Copy out the entries below in full and exactly.

### THE DATA
* * * * * * *
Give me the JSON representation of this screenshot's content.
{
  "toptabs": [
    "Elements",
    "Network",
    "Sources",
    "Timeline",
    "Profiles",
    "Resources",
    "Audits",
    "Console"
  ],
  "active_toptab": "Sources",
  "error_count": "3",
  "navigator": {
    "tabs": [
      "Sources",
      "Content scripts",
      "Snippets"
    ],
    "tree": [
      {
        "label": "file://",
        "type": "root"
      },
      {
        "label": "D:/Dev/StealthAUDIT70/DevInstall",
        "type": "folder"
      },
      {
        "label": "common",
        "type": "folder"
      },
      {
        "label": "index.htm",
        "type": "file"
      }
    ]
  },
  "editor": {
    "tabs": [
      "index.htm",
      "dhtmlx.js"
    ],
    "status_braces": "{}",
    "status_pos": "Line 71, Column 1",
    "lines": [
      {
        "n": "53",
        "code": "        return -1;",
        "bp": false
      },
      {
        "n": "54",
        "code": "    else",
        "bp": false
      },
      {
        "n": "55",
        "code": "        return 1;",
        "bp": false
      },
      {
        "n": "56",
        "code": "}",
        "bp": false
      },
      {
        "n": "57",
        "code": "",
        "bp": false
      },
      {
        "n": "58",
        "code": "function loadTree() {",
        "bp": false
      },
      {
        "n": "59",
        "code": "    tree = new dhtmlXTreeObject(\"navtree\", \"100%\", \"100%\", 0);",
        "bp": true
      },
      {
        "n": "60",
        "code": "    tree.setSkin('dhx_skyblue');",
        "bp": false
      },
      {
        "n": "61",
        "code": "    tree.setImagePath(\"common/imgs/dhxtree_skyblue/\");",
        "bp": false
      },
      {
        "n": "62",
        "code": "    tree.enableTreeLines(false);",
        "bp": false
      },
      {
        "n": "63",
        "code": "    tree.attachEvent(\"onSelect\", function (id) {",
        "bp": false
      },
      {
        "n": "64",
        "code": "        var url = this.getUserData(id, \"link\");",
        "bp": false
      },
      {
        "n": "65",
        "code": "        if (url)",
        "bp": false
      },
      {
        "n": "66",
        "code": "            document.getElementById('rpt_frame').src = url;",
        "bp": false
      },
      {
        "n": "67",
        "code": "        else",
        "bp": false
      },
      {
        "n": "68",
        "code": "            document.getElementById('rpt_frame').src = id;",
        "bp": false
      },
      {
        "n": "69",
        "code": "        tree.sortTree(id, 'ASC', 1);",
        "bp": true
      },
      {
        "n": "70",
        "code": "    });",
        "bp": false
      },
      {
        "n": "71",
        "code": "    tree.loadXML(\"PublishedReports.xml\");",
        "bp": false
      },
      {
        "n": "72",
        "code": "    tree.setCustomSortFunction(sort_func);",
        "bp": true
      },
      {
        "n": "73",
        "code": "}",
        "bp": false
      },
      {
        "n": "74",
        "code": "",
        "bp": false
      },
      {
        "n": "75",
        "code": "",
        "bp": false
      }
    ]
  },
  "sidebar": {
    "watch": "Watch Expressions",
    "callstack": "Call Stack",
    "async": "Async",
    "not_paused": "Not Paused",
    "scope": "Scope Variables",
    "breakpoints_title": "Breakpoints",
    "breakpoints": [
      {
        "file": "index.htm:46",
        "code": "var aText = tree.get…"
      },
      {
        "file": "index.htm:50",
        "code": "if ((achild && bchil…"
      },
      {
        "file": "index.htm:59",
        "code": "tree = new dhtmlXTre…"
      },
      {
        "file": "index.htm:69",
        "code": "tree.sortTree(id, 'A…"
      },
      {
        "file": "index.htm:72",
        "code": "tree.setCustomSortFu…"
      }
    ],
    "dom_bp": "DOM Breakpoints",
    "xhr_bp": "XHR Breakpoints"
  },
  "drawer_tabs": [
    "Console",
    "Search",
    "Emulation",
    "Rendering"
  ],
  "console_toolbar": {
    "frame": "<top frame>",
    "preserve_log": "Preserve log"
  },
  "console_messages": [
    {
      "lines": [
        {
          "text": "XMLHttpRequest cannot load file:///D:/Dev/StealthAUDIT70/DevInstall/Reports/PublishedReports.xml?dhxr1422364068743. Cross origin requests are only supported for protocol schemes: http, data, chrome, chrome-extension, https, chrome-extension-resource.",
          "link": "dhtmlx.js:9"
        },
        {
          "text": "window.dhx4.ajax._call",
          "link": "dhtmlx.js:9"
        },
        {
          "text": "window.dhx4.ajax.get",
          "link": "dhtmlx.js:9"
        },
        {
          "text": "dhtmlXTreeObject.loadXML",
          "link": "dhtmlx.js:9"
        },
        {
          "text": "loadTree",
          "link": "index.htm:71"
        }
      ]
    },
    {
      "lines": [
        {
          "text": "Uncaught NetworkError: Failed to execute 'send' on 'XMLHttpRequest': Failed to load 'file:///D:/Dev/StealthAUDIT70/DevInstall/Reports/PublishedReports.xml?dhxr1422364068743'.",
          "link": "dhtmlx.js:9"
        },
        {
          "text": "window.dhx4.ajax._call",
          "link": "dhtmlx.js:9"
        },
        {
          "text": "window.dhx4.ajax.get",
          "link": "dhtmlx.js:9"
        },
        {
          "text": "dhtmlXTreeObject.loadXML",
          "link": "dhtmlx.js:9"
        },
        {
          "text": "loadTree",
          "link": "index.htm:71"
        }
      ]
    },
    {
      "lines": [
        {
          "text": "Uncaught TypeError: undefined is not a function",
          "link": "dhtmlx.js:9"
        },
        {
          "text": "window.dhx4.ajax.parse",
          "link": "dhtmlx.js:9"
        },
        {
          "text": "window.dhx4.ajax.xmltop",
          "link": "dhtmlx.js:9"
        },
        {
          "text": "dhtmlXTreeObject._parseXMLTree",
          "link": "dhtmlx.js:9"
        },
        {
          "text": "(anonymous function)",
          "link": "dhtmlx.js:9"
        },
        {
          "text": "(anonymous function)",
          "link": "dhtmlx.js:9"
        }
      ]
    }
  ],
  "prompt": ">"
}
* * * * * * *
### TASK RESPONSE
Give me the JSON representation of this screenshot's content.
{
  "toptabs": [
    "Elements",
    "Network",
    "Sources",
    "Timeline",
    "Profiles",
    "Resources",
    "Audits",
    "Console"
  ],
  "active_toptab": "Sources",
  "error_count": "3",
  "navigator": {
    "tabs": [
      "Sources",
      "Content scripts",
      "Snippets"
    ],
    "tree": [
      {
        "label": "file://",
        "type": "root"
      },
      {
        "label": "D:/Dev/StealthAUDIT70/DevInstall",
        "type": "folder"
      },
      {
        "label": "common",
        "type": "folder"
      },
      {
        "label": "index.htm",
        "type": "file"
      }
    ]
  },
  "editor": {
    "tabs": [
      "index.htm",
      "dhtmlx.js"
    ],
    "status_braces": "{}",
    "status_pos": "Line 71, Column 1",
    "lines": [
      {
        "n": "53",
        "code": "        return -1;",
        "bp": false
      },
      {
        "n": "54",
        "code": "    else",
        "bp": false
      },
      {
        "n": "55",
        "code": "        return 1;",
        "bp": false
      },
      {
        "n": "56",
        "code": "}",
        "bp": false
      },
      {
        "n": "57",
        "code": "",
        "bp": false
      },
      {
        "n": "58",
        "code": "function loadTree() {",
        "bp": false
      },
      {
        "n": "59",
        "code": "    tree = new dhtmlXTreeObject(\"navtree\", \"100%\", \"100%\", 0);",
        "bp": true
      },
      {
        "n": "60",
        "code": "    tree.setSkin('dhx_skyblue');",
        "bp": false
      },
      {
        "n": "61",
        "code": "    tree.setImagePath(\"common/imgs/dhxtree_skyblue/\");",
        "bp": false
      },
      {
        "n": "62",
        "code": "    tree.enableTreeLines(false);",
        "bp": false
      },
      {
        "n": "63",
        "code": "    tree.attachEvent(\"onSelect\", function (id) {",
        "bp": false
      },
      {
        "n": "64",
        "code": "        var url = this.getUserData(id, \"link\");",
        "bp": false
      },
      {
        "n": "65",
        "code": "        if (url)",
        "bp": false
      },
      {
        "n": "66",
        "code": "            document.getElementById('rpt_frame').src = url;",
        "bp": false
      },
      {
        "n": "67",
        "code": "        else",
        "bp": false
      },
      {
        "n": "68",
        "code": "            document.getElementById('rpt_frame').src = id;",
        "bp": false
      },
      {
        "n": "69",
        "code": "        tree.sortTree(id, 'ASC', 1);",
        "bp": true
      },
      {
        "n": "70",
        "code": "    });",
        "bp": false
      },
      {
        "n": "71",
        "code": "    tree.loadXML(\"PublishedReports.xml\");",
        "bp": false
      },
      {
        "n": "72",
        "code": "    tree.setCustomSortFunction(sort_func);",
        "bp": true
      },
      {
        "n": "73",
        "code": "}",
        "bp": false
      },
      {
        "n": "74",
        "code": "",
        "bp": false
      },
      {
        "n": "75",
        "code": "",
        "bp": false
      }
    ]
  },
  "sidebar": {
    "watch": "Watch Expressions",
    "callstack": "Call Stack",
    "async": "Async",
    "not_paused": "Not Paused",
    "scope": "Scope Variables",
    "breakpoints_title": "Breakpoints",
    "breakpoints": [
      {
        "file": "index.htm:46",
        "code": "var aText = tree.get…"
      },
      {
        "file": "index.htm:50",
        "code": "if ((achild && bchil…"
      },
      {
        "file": "index.htm:59",
        "code": "tree = new dhtmlXTre…"
      },
      {
        "file": "index.htm:69",
        "code": "tree.sortTree(id, 'A…"
      },
      {
        "file": "index.htm:72",
        "code": "tree.setCustomSortFu…"
      }
    ],
    "dom_bp": "DOM Breakpoints",
    "xhr_bp": "XHR Breakpoints"
  },
  "drawer_tabs": [
    "Console",
    "Search",
    "Emulation",
    "Rendering"
  ],
  "console_toolbar": {
    "frame": "<top frame>",
    "preserve_log": "Preserve log"
  },
  "console_messages": [
    {
      "lines": [
        {
          "text": "XMLHttpRequest cannot load file:///D:/Dev/StealthAUDIT70/DevInstall/Reports/PublishedReports.xml?dhxr1422364068743. Cross origin requests are only supported for protocol schemes: http, data, chrome, chrome-extension, https, chrome-extension-resource.",
          "link": "dhtmlx.js:9"
        },
        {
          "text": "window.dhx4.ajax._call",
          "link": "dhtmlx.js:9"
        },
        {
          "text": "window.dhx4.ajax.get",
          "link": "dhtmlx.js:9"
        },
        {
          "text": "dhtmlXTreeObject.loadXML",
          "link": "dhtmlx.js:9"
        },
        {
          "text": "loadTree",
          "link": "index.htm:71"
        }
      ]
    },
    {
      "lines": [
        {
          "text": "Uncaught NetworkError: Failed to execute 'send' on 'XMLHttpRequest': Failed to load 'file:///D:/Dev/StealthAUDIT70/DevInstall/Reports/PublishedReports.xml?dhxr1422364068743'.",
          "link": "dhtmlx.js:9"
        },
        {
          "text": "window.dhx4.ajax._call",
          "link": "dhtmlx.js:9"
        },
        {
          "text": "window.dhx4.ajax.get",
          "link": "dhtmlx.js:9"
        },
        {
          "text": "dhtmlXTreeObject.loadXML",
          "link": "dhtmlx.js:9"
        },
        {
          "text": "loadTree",
          "link": "index.htm:71"
        }
      ]
    },
    {
      "lines": [
        {
          "text": "Uncaught TypeError: undefined is not a function",
          "link": "dhtmlx.js:9"
        },
        {
          "text": "window.dhx4.ajax.parse",
          "link": "dhtmlx.js:9"
        },
        {
          "text": "window.dhx4.ajax.xmltop",
          "link": "dhtmlx.js:9"
        },
        {
          "text": "dhtmlXTreeObject._parseXMLTree",
          "link": "dhtmlx.js:9"
        },
        {
          "text": "(anonymous function)",
          "link": "dhtmlx.js:9"
        },
        {
          "text": "(anonymous function)",
          "link": "dhtmlx.js:9"
        }
      ]
    }
  ],
  "prompt": ">"
}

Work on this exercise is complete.